## Start
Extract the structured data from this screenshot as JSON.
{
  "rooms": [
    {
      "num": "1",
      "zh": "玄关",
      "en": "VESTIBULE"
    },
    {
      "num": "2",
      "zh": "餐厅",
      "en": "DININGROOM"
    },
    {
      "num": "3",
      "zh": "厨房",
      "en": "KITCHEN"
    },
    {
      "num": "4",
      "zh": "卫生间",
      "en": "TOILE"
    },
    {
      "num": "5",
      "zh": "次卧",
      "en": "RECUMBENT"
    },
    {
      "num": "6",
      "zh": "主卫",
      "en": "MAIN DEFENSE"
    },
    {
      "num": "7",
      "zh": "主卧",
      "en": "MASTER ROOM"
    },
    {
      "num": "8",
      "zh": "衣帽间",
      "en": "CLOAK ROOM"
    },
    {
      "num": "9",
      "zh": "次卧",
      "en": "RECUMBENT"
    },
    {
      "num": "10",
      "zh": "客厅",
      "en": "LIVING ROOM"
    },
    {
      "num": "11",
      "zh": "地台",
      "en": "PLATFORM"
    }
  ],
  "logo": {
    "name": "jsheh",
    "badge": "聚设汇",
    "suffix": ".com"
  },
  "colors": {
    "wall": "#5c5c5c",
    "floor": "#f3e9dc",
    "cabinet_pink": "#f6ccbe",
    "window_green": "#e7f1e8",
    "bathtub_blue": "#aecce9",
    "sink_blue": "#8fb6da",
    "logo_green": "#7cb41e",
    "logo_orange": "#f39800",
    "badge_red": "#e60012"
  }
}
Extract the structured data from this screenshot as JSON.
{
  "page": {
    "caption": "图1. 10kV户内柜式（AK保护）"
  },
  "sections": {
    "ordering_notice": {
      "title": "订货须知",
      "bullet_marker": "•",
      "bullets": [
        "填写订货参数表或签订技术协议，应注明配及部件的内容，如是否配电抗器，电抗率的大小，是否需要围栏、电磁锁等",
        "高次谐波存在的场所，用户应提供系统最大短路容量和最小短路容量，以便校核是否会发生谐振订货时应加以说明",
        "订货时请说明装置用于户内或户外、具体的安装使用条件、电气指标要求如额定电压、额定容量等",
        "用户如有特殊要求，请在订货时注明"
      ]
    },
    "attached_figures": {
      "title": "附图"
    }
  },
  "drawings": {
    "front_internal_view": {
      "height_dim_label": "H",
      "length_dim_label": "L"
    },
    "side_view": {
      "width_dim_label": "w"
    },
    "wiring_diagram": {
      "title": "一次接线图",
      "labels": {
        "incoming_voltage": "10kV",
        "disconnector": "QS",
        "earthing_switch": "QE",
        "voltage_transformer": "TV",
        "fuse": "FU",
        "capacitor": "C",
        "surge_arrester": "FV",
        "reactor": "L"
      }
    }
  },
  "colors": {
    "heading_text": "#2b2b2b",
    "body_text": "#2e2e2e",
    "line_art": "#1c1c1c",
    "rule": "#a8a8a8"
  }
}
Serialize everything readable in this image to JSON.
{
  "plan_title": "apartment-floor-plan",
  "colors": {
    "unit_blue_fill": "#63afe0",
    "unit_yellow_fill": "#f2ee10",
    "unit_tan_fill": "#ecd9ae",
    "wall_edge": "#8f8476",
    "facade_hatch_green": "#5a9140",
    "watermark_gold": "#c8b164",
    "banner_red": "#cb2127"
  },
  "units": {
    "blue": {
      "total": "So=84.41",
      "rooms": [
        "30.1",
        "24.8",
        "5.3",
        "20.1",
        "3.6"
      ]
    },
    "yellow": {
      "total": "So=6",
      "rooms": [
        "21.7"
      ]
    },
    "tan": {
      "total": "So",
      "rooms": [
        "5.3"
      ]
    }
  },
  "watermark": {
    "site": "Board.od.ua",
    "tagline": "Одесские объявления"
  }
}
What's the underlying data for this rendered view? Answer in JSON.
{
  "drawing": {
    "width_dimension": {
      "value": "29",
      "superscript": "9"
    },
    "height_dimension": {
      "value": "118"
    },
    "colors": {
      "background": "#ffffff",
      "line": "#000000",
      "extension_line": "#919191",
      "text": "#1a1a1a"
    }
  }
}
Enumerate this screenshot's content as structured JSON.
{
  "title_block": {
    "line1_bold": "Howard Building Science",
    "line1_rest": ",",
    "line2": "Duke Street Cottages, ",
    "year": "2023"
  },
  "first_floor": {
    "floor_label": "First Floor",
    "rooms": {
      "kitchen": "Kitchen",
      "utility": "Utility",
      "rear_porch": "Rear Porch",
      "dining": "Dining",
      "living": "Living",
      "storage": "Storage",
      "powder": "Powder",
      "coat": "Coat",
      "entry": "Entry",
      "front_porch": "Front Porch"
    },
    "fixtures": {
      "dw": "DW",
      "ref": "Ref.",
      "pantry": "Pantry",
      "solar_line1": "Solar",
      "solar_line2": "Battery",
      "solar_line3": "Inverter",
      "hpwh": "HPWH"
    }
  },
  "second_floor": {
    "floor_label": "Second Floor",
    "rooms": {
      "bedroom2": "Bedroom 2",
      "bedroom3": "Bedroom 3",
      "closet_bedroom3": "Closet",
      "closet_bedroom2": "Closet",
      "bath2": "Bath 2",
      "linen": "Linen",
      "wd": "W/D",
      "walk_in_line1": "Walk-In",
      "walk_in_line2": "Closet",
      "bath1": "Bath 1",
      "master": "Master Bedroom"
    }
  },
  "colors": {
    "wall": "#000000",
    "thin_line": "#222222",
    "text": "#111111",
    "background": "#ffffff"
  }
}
## End
Output the records above in their entirety, exactly.

PROBLEM SOLUTION:
Extract the structured data from this screenshot as JSON.
{
  "rooms": [
    {
      "num": "1",
      "zh": "玄关",
      "en": "VESTIBULE"
    },
    {
      "num": "2",
      "zh": "餐厅",
      "en": "DININGROOM"
    },
    {
      "num": "3",
      "zh": "厨房",
      "en": "KITCHEN"
    },
    {
      "num": "4",
      "zh": "卫生间",
      "en": "TOILE"
    },
    {
      "num": "5",
      "zh": "次卧",
      "en": "RECUMBENT"
    },
    {
      "num": "6",
      "zh": "主卫",
      "en": "MAIN DEFENSE"
    },
    {
      "num": "7",
      "zh": "主卧",
      "en": "MASTER ROOM"
    },
    {
      "num": "8",
      "zh": "衣帽间",
      "en": "CLOAK ROOM"
    },
    {
      "num": "9",
      "zh": "次卧",
      "en": "RECUMBENT"
    },
    {
      "num": "10",
      "zh": "客厅",
      "en": "LIVING ROOM"
    },
    {
      "num": "11",
      "zh": "地台",
      "en": "PLATFORM"
    }
  ],
  "logo": {
    "name": "jsheh",
    "badge": "聚设汇",
    "suffix": ".com"
  },
  "colors": {
    "wall": "#5c5c5c",
    "floor": "#f3e9dc",
    "cabinet_pink": "#f6ccbe",
    "window_green": "#e7f1e8",
    "bathtub_blue": "#aecce9",
    "sink_blue": "#8fb6da",
    "logo_green": "#7cb41e",
    "logo_orange": "#f39800",
    "badge_red": "#e60012"
  }
}
Extract the structured data from this screenshot as JSON.
{
  "page": {
    "caption": "图1. 10kV户内柜式（AK保护）"
  },
  "sections": {
    "ordering_notice": {
      "title": "订货须知",
      "bullet_marker": "•",
      "bullets": [
        "填写订货参数表或签订技术协议，应注明配及部件的内容，如是否配电抗器，电抗率的大小，是否需要围栏、电磁锁等",
        "高次谐波存在的场所，用户应提供系统最大短路容量和最小短路容量，以便校核是否会发生谐振订货时应加以说明",
        "订货时请说明装置用于户内或户外、具体的安装使用条件、电气指标要求如额定电压、额定容量等",
        "用户如有特殊要求，请在订货时注明"
      ]
    },
    "attached_figures": {
      "title": "附图"
    }
  },
  "drawings": {
    "front_internal_view": {
      "height_dim_label": "H",
      "length_dim_label": "L"
    },
    "side_view": {
      "width_dim_label": "w"
    },
    "wiring_diagram": {
      "title": "一次接线图",
      "labels": {
        "incoming_voltage": "10kV",
        "disconnector": "QS",
        "earthing_switch": "QE",
        "voltage_transformer": "TV",
        "fuse": "FU",
        "capacitor": "C",
        "surge_arrester": "FV",
        "reactor": "L"
      }
    }
  },
  "colors": {
    "heading_text": "#2b2b2b",
    "body_text": "#2e2e2e",
    "line_art": "#1c1c1c",
    "rule": "#a8a8a8"
  }
}
Serialize everything readable in this image to JSON.
{
  "plan_title": "apartment-floor-plan",
  "colors": {
    "unit_blue_fill": "#63afe0",
    "unit_yellow_fill": "#f2ee10",
    "unit_tan_fill": "#ecd9ae",
    "wall_edge": "#8f8476",
    "facade_hatch_green": "#5a9140",
    "watermark_gold": "#c8b164",
    "banner_red": "#cb2127"
  },
  "units": {
    "blue": {
      "total": "So=84.41",
      "rooms": [
        "30.1",
        "24.8",
        "5.3",
        "20.1",
        "3.6"
      ]
    },
    "yellow": {
      "total": "So=6",
      "rooms": [
        "21.7"
      ]
    },
    "tan": {
      "total": "So",
      "rooms": [
        "5.3"
      ]
    }
  },
  "watermark": {
    "site": "Board.od.ua",
    "tagline": "Одесские объявления"
  }
}
What's the underlying data for this rendered view? Answer in JSON.
{
  "drawing": {
    "width_dimension": {
      "value": "29",
      "superscript": "9"
    },
    "height_dimension": {
      "value": "118"
    },
    "colors": {
      "background": "#ffffff",
      "line": "#000000",
      "extension_line": "#919191",
      "text": "#1a1a1a"
    }
  }
}
Enumerate this screenshot's content as structured JSON.
{
  "title_block": {
    "line1_bold": "Howard Building Science",
    "line1_rest": ",",
    "line2": "Duke Street Cottages, ",
    "year": "2023"
  },
  "first_floor": {
    "floor_label": "First Floor",
    "rooms": {
      "kitchen": "Kitchen",
      "utility": "Utility",
      "rear_porch": "Rear Porch",
      "dining": "Dining",
      "living": "Living",
      "storage": "Storage",
      "powder": "Powder",
      "coat": "Coat",
      "entry": "Entry",
      "front_porch": "Front Porch"
    },
    "fixtures": {
      "dw": "DW",
      "ref": "Ref.",
      "pantry": "Pantry",
      "solar_line1": "Solar",
      "solar_line2": "Battery",
      "solar_line3": "Inverter",
      "hpwh": "HPWH"
    }
  },
  "second_floor": {
    "floor_label": "Second Floor",
    "rooms": {
      "bedroom2": "Bedroom 2",
      "bedroom3": "Bedroom 3",
      "closet_bedroom3": "Closet",
      "closet_bedroom2": "Closet",
      "bath2": "Bath 2",
      "linen": "Linen",
      "wd": "W/D",
      "walk_in_line1": "Walk-In",
      "walk_in_line2": "Closet",
      "bath1": "Bath 1",
      "master": "Master Bedroom"
    }
  },
  "colors": {
    "wall": "#000000",
    "thin_line": "#222222",
    "text": "#111111",
    "background": "#ffffff"
  }
}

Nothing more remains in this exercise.